Exercise prompt
Reproduce the lines of the material exactly, excluding every image.

Dataset items:

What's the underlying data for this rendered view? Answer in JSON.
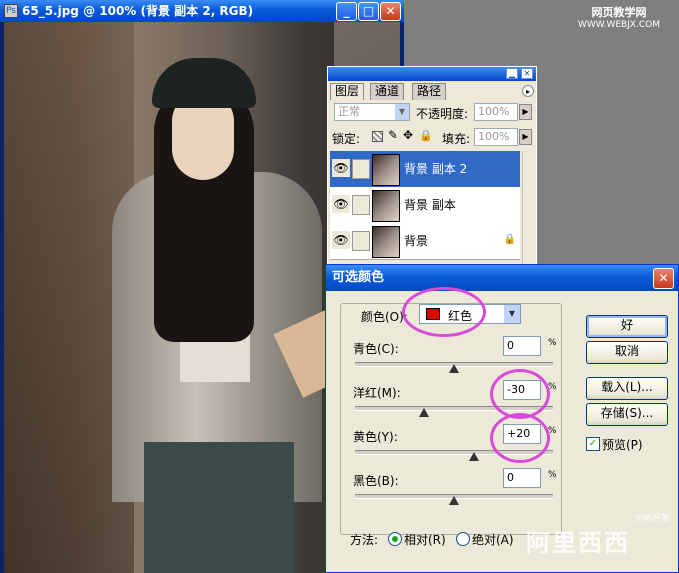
{
  "document": {
    "title": "65_5.jpg @ 100% (背景 副本 2, RGB)",
    "window_buttons": [
      "_",
      "□",
      "✕"
    ]
  },
  "watermark": {
    "line1": "网页教学网",
    "line2": "WWW.WEBJX.COM"
  },
  "layers_panel": {
    "tabs": [
      "图层",
      "通道",
      "路径"
    ],
    "blend_mode": "正常",
    "opacity_label": "不透明度:",
    "opacity_value": "100%",
    "lock_label": "锁定:",
    "fill_label": "填充:",
    "fill_value": "100%",
    "layers": [
      {
        "name": "背景 副本 2",
        "selected": true
      },
      {
        "name": "背景 副本",
        "selected": false
      },
      {
        "name": "背景",
        "selected": false,
        "locked": true
      }
    ]
  },
  "selective_color": {
    "title": "可选颜色",
    "color_label": "颜色(O):",
    "color_value": "红色",
    "swatch_color": "#e00000",
    "sliders": [
      {
        "label": "青色(C):",
        "value": "0",
        "fraction": 0.5
      },
      {
        "label": "洋红(M):",
        "value": "-30",
        "fraction": 0.35
      },
      {
        "label": "黄色(Y):",
        "value": "+20",
        "fraction": 0.6
      },
      {
        "label": "黑色(B):",
        "value": "0",
        "fraction": 0.5
      }
    ],
    "percent": "%",
    "buttons": {
      "ok": "好",
      "cancel": "取消",
      "load": "载入(L)...",
      "save": "存储(S)..."
    },
    "preview_label": "预览(P)",
    "preview_checked": true,
    "method_label": "方法:",
    "method_relative": "相对(R)",
    "method_absolute": "绝对(A)",
    "method_selected": "relative"
  },
  "dialog_watermark": {
    "main": "阿里西西",
    "small": "996开发"
  }
}
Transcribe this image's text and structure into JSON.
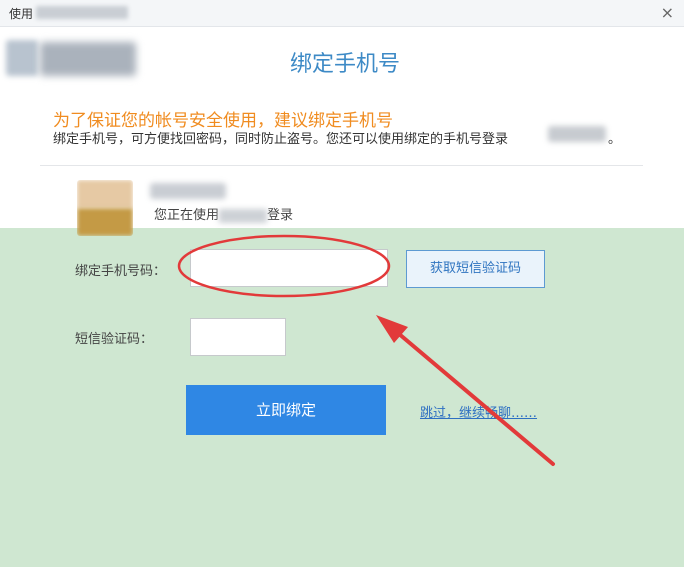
{
  "window": {
    "title": "使用",
    "close_glyph": "×"
  },
  "header": {
    "heading": "绑定手机号"
  },
  "intro": {
    "slogan": "为了保证您的帐号安全使用，建议绑定手机号",
    "description": "绑定手机号，可方便找回密码，同时防止盗号。您还可以使用绑定的手机号登录",
    "description_tail": "。"
  },
  "account": {
    "using_prefix": "您正在使用",
    "using_suffix": "登录"
  },
  "form": {
    "phone_label": "绑定手机号码：",
    "phone_value": "",
    "get_code_label": "获取短信验证码",
    "code_label": "短信验证码：",
    "code_value": "",
    "submit_label": "立即绑定",
    "skip_label": "跳过，继续畅聊……"
  },
  "colors": {
    "accent": "#2f87e4",
    "heading": "#3d8ac6",
    "slogan": "#f08c20",
    "form_background": "#cfe7d1",
    "annotation": "#e23a3a"
  }
}
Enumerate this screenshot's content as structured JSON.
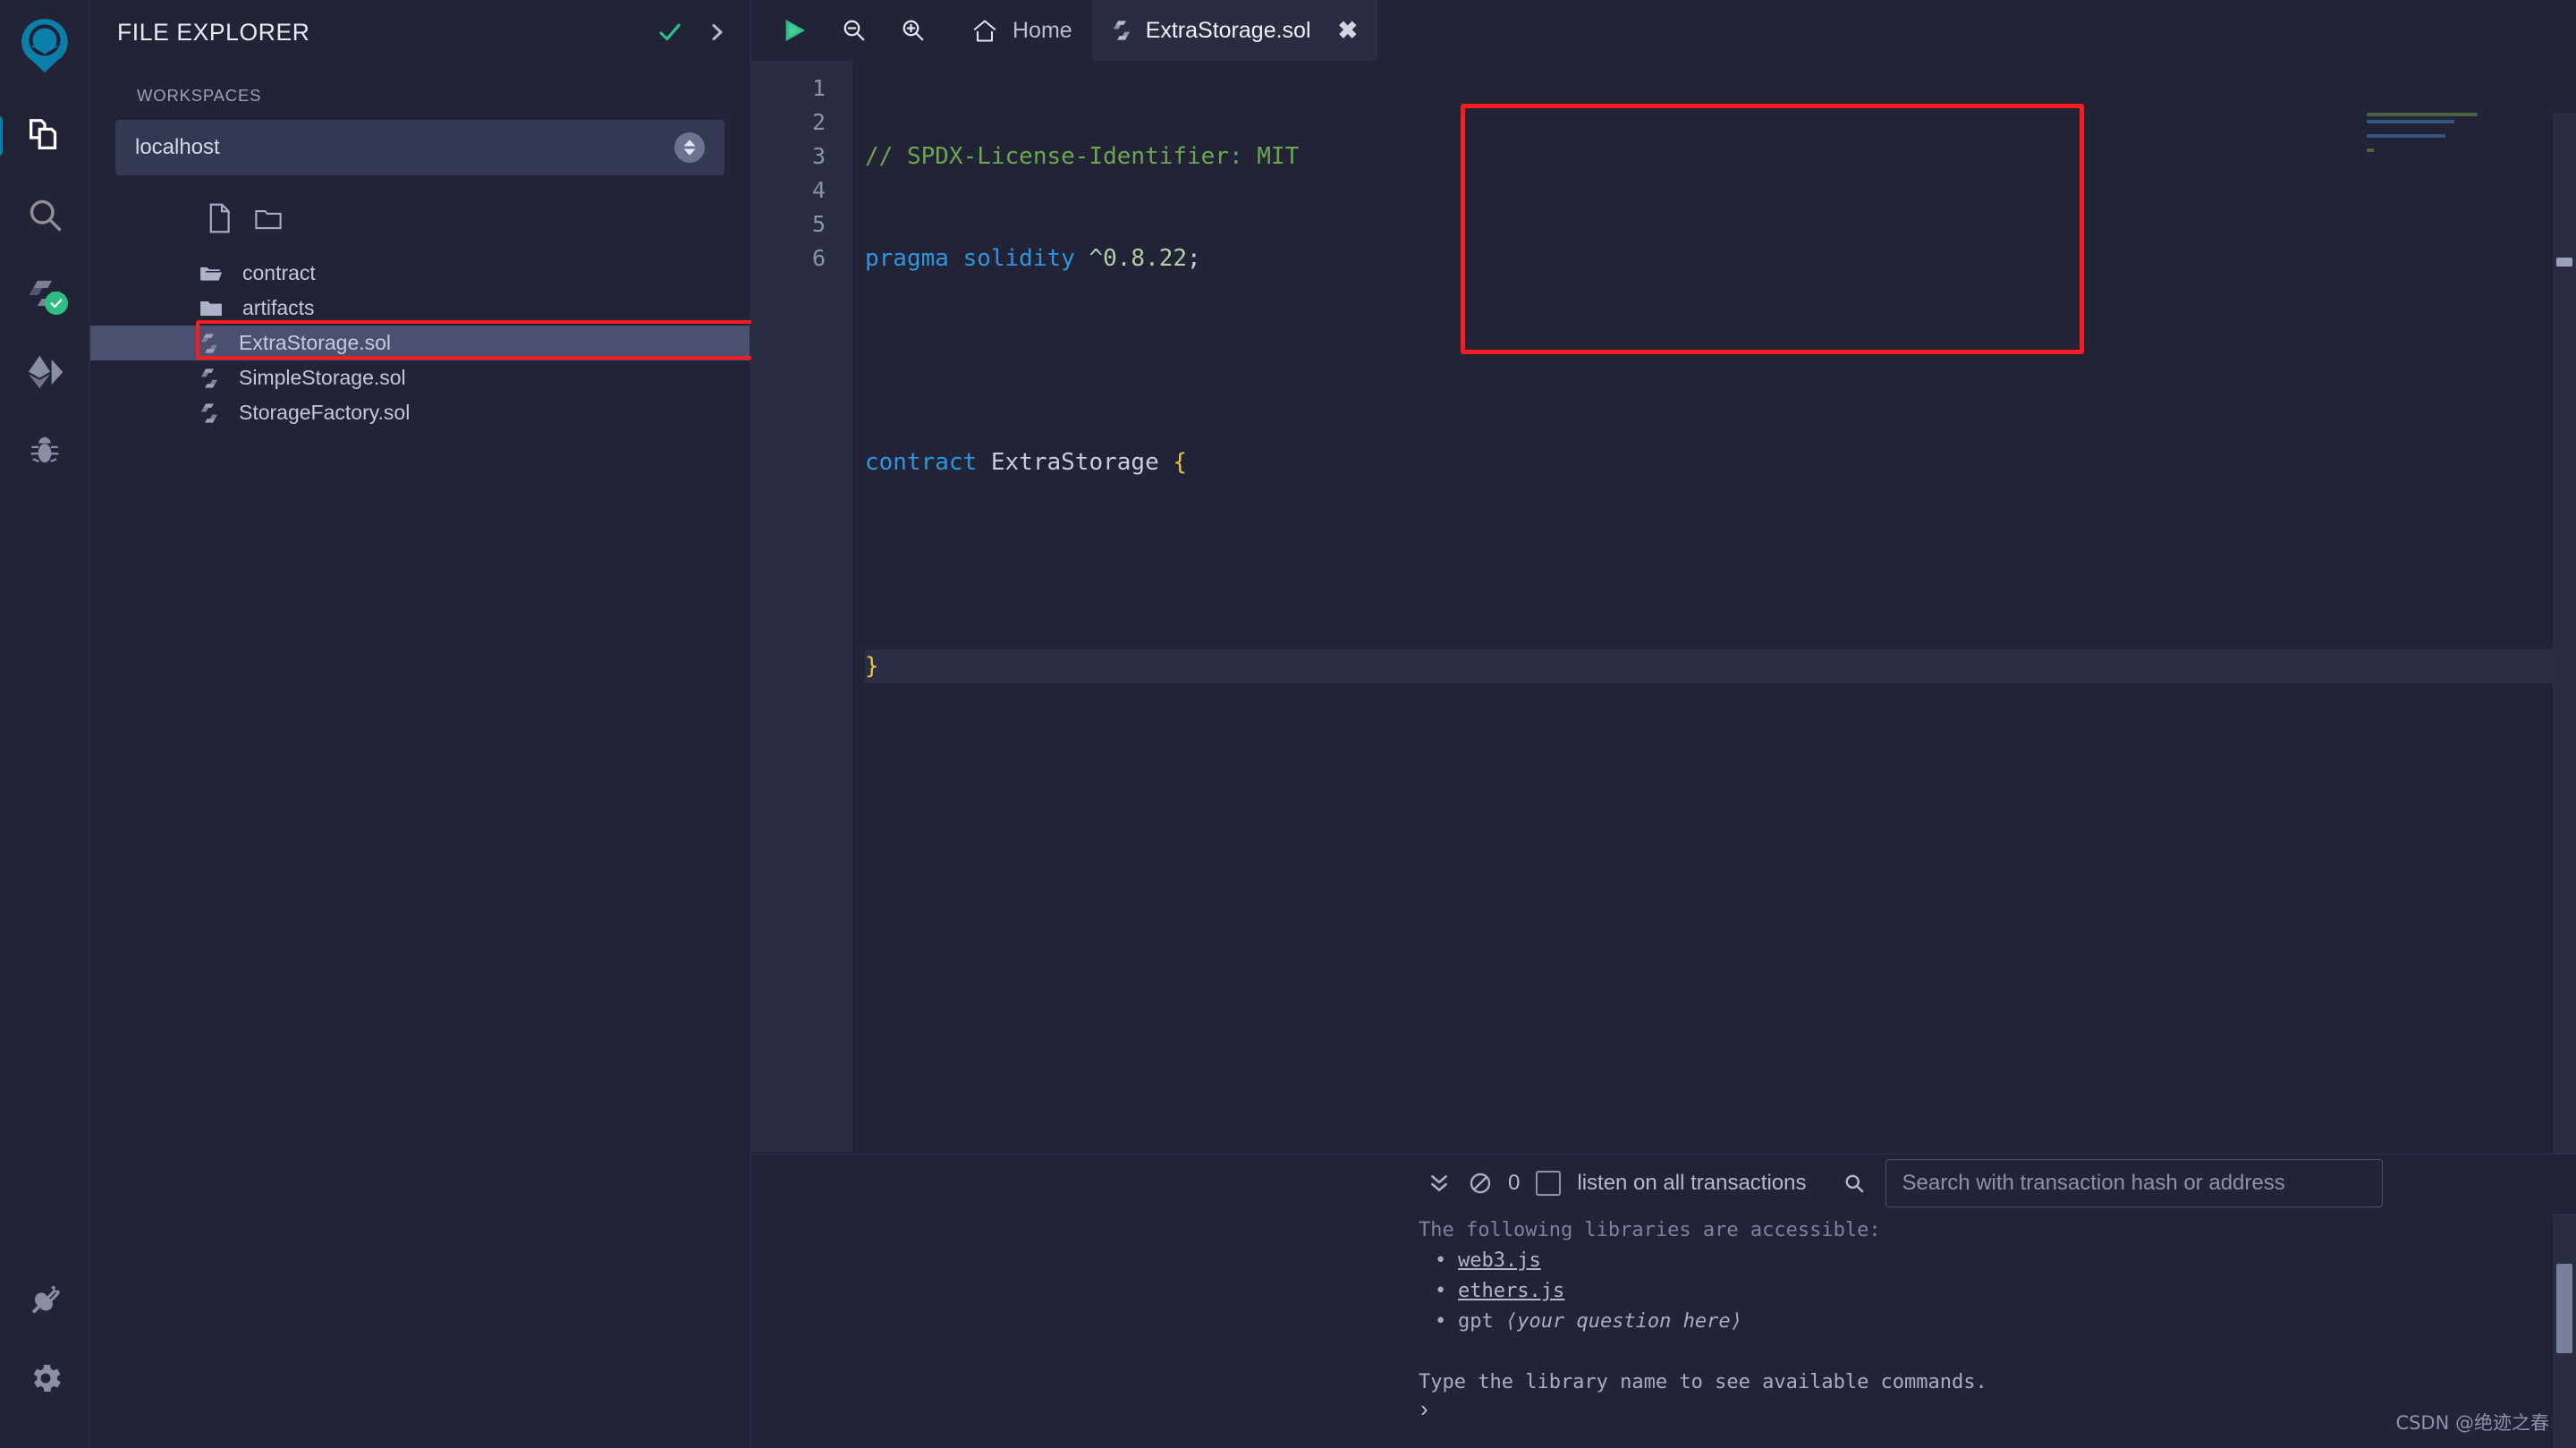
{
  "app": {
    "name": "Remix IDE",
    "watermark": "CSDN @绝迹之春"
  },
  "rail": {
    "logo_icon": "remix-logo-icon",
    "items": [
      {
        "id": "file-explorer",
        "icon": "files-icon",
        "active": true
      },
      {
        "id": "search",
        "icon": "search-icon",
        "active": false
      },
      {
        "id": "solidity-compiler",
        "icon": "solidity-icon",
        "active": false,
        "badge": "compiled-check"
      },
      {
        "id": "deploy-run",
        "icon": "ethereum-icon",
        "active": false
      },
      {
        "id": "debugger",
        "icon": "bug-icon",
        "active": false
      }
    ],
    "bottom_items": [
      {
        "id": "plugin-manager",
        "icon": "plug-icon"
      },
      {
        "id": "settings",
        "icon": "gear-icon"
      }
    ]
  },
  "explorer": {
    "title": "FILE EXPLORER",
    "head_icons": [
      {
        "id": "check",
        "icon": "check-icon"
      },
      {
        "id": "expand",
        "icon": "chevron-right-icon"
      }
    ],
    "workspaces_label": "WORKSPACES",
    "workspace_value": "localhost",
    "tools": [
      {
        "id": "new-file",
        "icon": "new-file-icon"
      },
      {
        "id": "new-folder",
        "icon": "new-folder-icon"
      }
    ],
    "tree": [
      {
        "name": "contract",
        "type": "folder-open",
        "selected": false,
        "indent": 0
      },
      {
        "name": "artifacts",
        "type": "folder",
        "selected": false,
        "indent": 0
      },
      {
        "name": "ExtraStorage.sol",
        "type": "solidity",
        "selected": true,
        "indent": 0
      },
      {
        "name": "SimpleStorage.sol",
        "type": "solidity",
        "selected": false,
        "indent": 0
      },
      {
        "name": "StorageFactory.sol",
        "type": "solidity",
        "selected": false,
        "indent": 0
      }
    ]
  },
  "tabbar": {
    "tools": [
      {
        "id": "run",
        "icon": "play-icon"
      },
      {
        "id": "zoom-out",
        "icon": "zoom-out-icon"
      },
      {
        "id": "zoom-in",
        "icon": "zoom-in-icon"
      }
    ],
    "tabs": [
      {
        "id": "home",
        "label": "Home",
        "icon": "home-icon",
        "active": false,
        "closable": false
      },
      {
        "id": "extrastorage",
        "label": "ExtraStorage.sol",
        "icon": "solidity-icon",
        "active": true,
        "closable": true,
        "close_label": "✖"
      }
    ]
  },
  "editor": {
    "language": "solidity",
    "filename": "ExtraStorage.sol",
    "lines": [
      {
        "n": "1",
        "tokens": [
          {
            "t": "// SPDX-License-Identifier: MIT",
            "c": "comment"
          }
        ]
      },
      {
        "n": "2",
        "tokens": [
          {
            "t": "pragma solidity ",
            "c": "key"
          },
          {
            "t": "^0.8.22",
            "c": "num"
          },
          {
            "t": ";",
            "c": "plain"
          }
        ]
      },
      {
        "n": "3",
        "tokens": [
          {
            "t": "",
            "c": "plain"
          }
        ]
      },
      {
        "n": "4",
        "tokens": [
          {
            "t": "contract ",
            "c": "key"
          },
          {
            "t": "ExtraStorage ",
            "c": "type"
          },
          {
            "t": "{",
            "c": "brace"
          }
        ]
      },
      {
        "n": "5",
        "tokens": [
          {
            "t": "",
            "c": "plain"
          }
        ]
      },
      {
        "n": "6",
        "tokens": [
          {
            "t": "}",
            "c": "brace"
          }
        ],
        "current": true
      }
    ]
  },
  "terminal": {
    "toggle_icon": "chevron-double-down-icon",
    "clear_icon": "ban-icon",
    "count": "0",
    "listen_checkbox_checked": false,
    "listen_label": "listen on all transactions",
    "search_icon": "search-icon",
    "search_placeholder": "Search with transaction hash or address",
    "output": {
      "clipped_line": "The following libraries are accessible:",
      "items": [
        {
          "text": "web3.js",
          "link": true
        },
        {
          "text": "ethers.js",
          "link": true
        },
        {
          "text": "gpt ",
          "link": false,
          "em": "⟨your question here⟩"
        }
      ],
      "hint": "Type the library name to see available commands."
    },
    "prompt": "›"
  },
  "colors": {
    "bg": "#222336",
    "panel": "#2a2c42",
    "accent": "#0b7fa8",
    "selection": "#4b5070",
    "highlight_outline": "#f91d1d",
    "success": "#2ebd85",
    "comment": "#6aa84f",
    "keyword": "#2f96dd",
    "number": "#b5cea8",
    "brace": "#e6c545"
  }
}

Answer to this exercise
What's the underlying data for this rendered view? Answer in JSON.
{
  "document": {
    "title": "65_5.jpg @ 100% (背景 副本 2, RGB)",
    "window_buttons": [
      "_",
      "□",
      "✕"
    ]
  },
  "watermark": {
    "line1": "网页教学网",
    "line2": "WWW.WEBJX.COM"
  },
  "layers_panel": {
    "tabs": [
      "图层",
      "通道",
      "路径"
    ],
    "blend_mode": "正常",
    "opacity_label": "不透明度:",
    "opacity_value": "100%",
    "lock_label": "锁定:",
    "fill_label": "填充:",
    "fill_value": "100%",
    "layers": [
      {
        "name": "背景 副本 2",
        "selected": true
      },
      {
        "name": "背景 副本",
        "selected": false
      },
      {
        "name": "背景",
        "selected": false,
        "locked": true
      }
    ]
  },
  "selective_color": {
    "title": "可选颜色",
    "color_label": "颜色(O):",
    "color_value": "红色",
    "swatch_color": "#e00000",
    "sliders": [
      {
        "label": "青色(C):",
        "value": "0",
        "fraction": 0.5
      },
      {
        "label": "洋红(M):",
        "value": "-30",
        "fraction": 0.35
      },
      {
        "label": "黄色(Y):",
        "value": "+20",
        "fraction": 0.6
      },
      {
        "label": "黑色(B):",
        "value": "0",
        "fraction": 0.5
      }
    ],
    "percent": "%",
    "buttons": {
      "ok": "好",
      "cancel": "取消",
      "load": "载入(L)...",
      "save": "存储(S)..."
    },
    "preview_label": "预览(P)",
    "preview_checked": true,
    "method_label": "方法:",
    "method_relative": "相对(R)",
    "method_absolute": "绝对(A)",
    "method_selected": "relative"
  },
  "dialog_watermark": {
    "main": "阿里西西",
    "small": "996开发"
  }
}
Transcribe this image's text and structure into JSON.
{
  "window": {
    "title": "使用",
    "close_glyph": "×"
  },
  "header": {
    "heading": "绑定手机号"
  },
  "intro": {
    "slogan": "为了保证您的帐号安全使用，建议绑定手机号",
    "description": "绑定手机号，可方便找回密码，同时防止盗号。您还可以使用绑定的手机号登录",
    "description_tail": "。"
  },
  "account": {
    "using_prefix": "您正在使用",
    "using_suffix": "登录"
  },
  "form": {
    "phone_label": "绑定手机号码：",
    "phone_value": "",
    "get_code_label": "获取短信验证码",
    "code_label": "短信验证码：",
    "code_value": "",
    "submit_label": "立即绑定",
    "skip_label": "跳过，继续畅聊……"
  },
  "colors": {
    "accent": "#2f87e4",
    "heading": "#3d8ac6",
    "slogan": "#f08c20",
    "form_background": "#cfe7d1",
    "annotation": "#e23a3a"
  }
}
Enumerate this screenshot's content as structured JSON.
{
  "app": {
    "name": "Remix IDE",
    "watermark": "CSDN @绝迹之春"
  },
  "rail": {
    "logo_icon": "remix-logo-icon",
    "items": [
      {
        "id": "file-explorer",
        "icon": "files-icon",
        "active": true
      },
      {
        "id": "search",
        "icon": "search-icon",
        "active": false
      },
      {
        "id": "solidity-compiler",
        "icon": "solidity-icon",
        "active": false,
        "badge": "compiled-check"
      },
      {
        "id": "deploy-run",
        "icon": "ethereum-icon",
        "active": false
      },
      {
        "id": "debugger",
        "icon": "bug-icon",
        "active": false
      }
    ],
    "bottom_items": [
      {
        "id": "plugin-manager",
        "icon": "plug-icon"
      },
      {
        "id": "settings",
        "icon": "gear-icon"
      }
    ]
  },
  "explorer": {
    "title": "FILE EXPLORER",
    "head_icons": [
      {
        "id": "check",
        "icon": "check-icon"
      },
      {
        "id": "expand",
        "icon": "chevron-right-icon"
      }
    ],
    "workspaces_label": "WORKSPACES",
    "workspace_value": "localhost",
    "tools": [
      {
        "id": "new-file",
        "icon": "new-file-icon"
      },
      {
        "id": "new-folder",
        "icon": "new-folder-icon"
      }
    ],
    "tree": [
      {
        "name": "contract",
        "type": "folder-open",
        "selected": false,
        "indent": 0
      },
      {
        "name": "artifacts",
        "type": "folder",
        "selected": false,
        "indent": 0
      },
      {
        "name": "ExtraStorage.sol",
        "type": "solidity",
        "selected": true,
        "indent": 0
      },
      {
        "name": "SimpleStorage.sol",
        "type": "solidity",
        "selected": false,
        "indent": 0
      },
      {
        "name": "StorageFactory.sol",
        "type": "solidity",
        "selected": false,
        "indent": 0
      }
    ]
  },
  "tabbar": {
    "tools": [
      {
        "id": "run",
        "icon": "play-icon"
      },
      {
        "id": "zoom-out",
        "icon": "zoom-out-icon"
      },
      {
        "id": "zoom-in",
        "icon": "zoom-in-icon"
      }
    ],
    "tabs": [
      {
        "id": "home",
        "label": "Home",
        "icon": "home-icon",
        "active": false,
        "closable": false
      },
      {
        "id": "extrastorage",
        "label": "ExtraStorage.sol",
        "icon": "solidity-icon",
        "active": true,
        "closable": true,
        "close_label": "✖"
      }
    ]
  },
  "editor": {
    "language": "solidity",
    "filename": "ExtraStorage.sol",
    "lines": [
      {
        "n": "1",
        "tokens": [
          {
            "t": "// SPDX-License-Identifier: MIT",
            "c": "comment"
          }
        ]
      },
      {
        "n": "2",
        "tokens": [
          {
            "t": "pragma solidity ",
            "c": "key"
          },
          {
            "t": "^0.8.22",
            "c": "num"
          },
          {
            "t": ";",
            "c": "plain"
          }
        ]
      },
      {
        "n": "3",
        "tokens": [
          {
            "t": "",
            "c": "plain"
          }
        ]
      },
      {
        "n": "4",
        "tokens": [
          {
            "t": "contract ",
            "c": "key"
          },
          {
            "t": "ExtraStorage ",
            "c": "type"
          },
          {
            "t": "{",
            "c": "brace"
          }
        ]
      },
      {
        "n": "5",
        "tokens": [
          {
            "t": "",
            "c": "plain"
          }
        ]
      },
      {
        "n": "6",
        "tokens": [
          {
            "t": "}",
            "c": "brace"
          }
        ],
        "current": true
      }
    ]
  },
  "terminal": {
    "toggle_icon": "chevron-double-down-icon",
    "clear_icon": "ban-icon",
    "count": "0",
    "listen_checkbox_checked": false,
    "listen_label": "listen on all transactions",
    "search_icon": "search-icon",
    "search_placeholder": "Search with transaction hash or address",
    "output": {
      "clipped_line": "The following libraries are accessible:",
      "items": [
        {
          "text": "web3.js",
          "link": true
        },
        {
          "text": "ethers.js",
          "link": true
        },
        {
          "text": "gpt ",
          "link": false,
          "em": "⟨your question here⟩"
        }
      ],
      "hint": "Type the library name to see available commands."
    },
    "prompt": "›"
  },
  "colors": {
    "bg": "#222336",
    "panel": "#2a2c42",
    "accent": "#0b7fa8",
    "selection": "#4b5070",
    "highlight_outline": "#f91d1d",
    "success": "#2ebd85",
    "comment": "#6aa84f",
    "keyword": "#2f96dd",
    "number": "#b5cea8",
    "brace": "#e6c545"
  }
}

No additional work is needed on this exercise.